# [Exercise]
Carry on the post about audio journaling from the point where it stops, picking up after its last paragraph.

I started audio journaling in May 2016. It happened spontaneously and quickly became a habit. I’ve kept paper and laptop diaries for most of my life, and still do. But using voice is different. In this post I share how I do it and why I love it. But first, a quick ‘how-to’…
What is audio journaling?
Synonymous with a ‘voice journal’ or ‘voice diary’. Or ‘audio journalling’, if you’re British. For me, it looks like this:
- Simply pressing ‘record’ and ‘stop’ on the voice recorder app included on my smartphone.
- Recording my voice for around 5-15 minutes.
- Frequency varies between daily and fortnightly. Any time of the day.
- If life gets intense I may journal twice per day.
- Sometimes I listen to past entries. Periodically I back them up. Largely I just record.
Voice diary apps are available, though I haven’t tried any. I imagine they’re useful if you seek to combine with monitoring diet, exercise regime, breathing, heartrate etc. Or if you care particularly about security or quality.

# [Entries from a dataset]
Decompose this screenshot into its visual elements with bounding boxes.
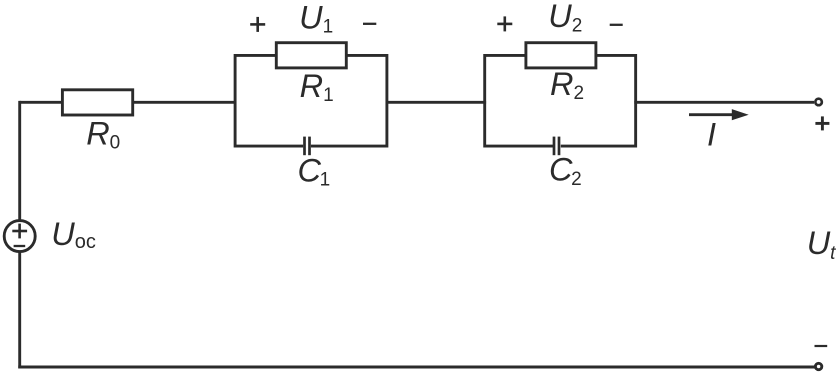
svg-text:R1: R1	[300, 68, 334, 106]
svg-text:C2: C2	[549, 152, 582, 190]
svg-text:U1: U1	[299, 0, 333, 38]
svg-text:U2: U2	[548, 0, 582, 36]
svg-text:Uoc: Uoc	[51, 216, 96, 253]
svg-text:I: I	[707, 116, 716, 152]
svg-text:R0: R0	[86, 116, 120, 154]
svg-text:R2: R2	[550, 66, 584, 104]
svg-text:Ut: Ut	[807, 225, 836, 264]
svg-text:C1: C1	[298, 152, 331, 190]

# [Exercise output]
5 reasons I love it
1. Resting my eyes
Like many people in today’s world, my eyes and fingers are used excessively. They need a break. I’m an avid fan of listening to podcasts, videos and audiobooks. Voice journaling flowed on from this. While I love writing, by the end of a long day I’m aching to stop typing and swiping. Whereas I can journal with my eyes shut. And sometimes do.
2. No filter
I don’t journal to document my day. I do it to connect with myself, process feelings and reflect deeply. I’m a fan of ‘free-writing’ – abandoning grammar, spelling and the idea that anyone else will ever read it. (Check out the ‘morning pages’, a creativity exercise from The Artists Way). In my experience, voice recording can make it even easier to journal from the heart and stop engaging my inner critic/censor/editor.
3. Freedom to move
Walking and talking was a massive win for me. Even in my most hectic, stressful times, I could still find a few minutes while walking to the office or travelling between meetings. If feeling self-conscious I even talked into my phone as if on a call. Physical movement seems to increase the flow of thoughts and feelings. I can also voice record while cooking, or even bathing.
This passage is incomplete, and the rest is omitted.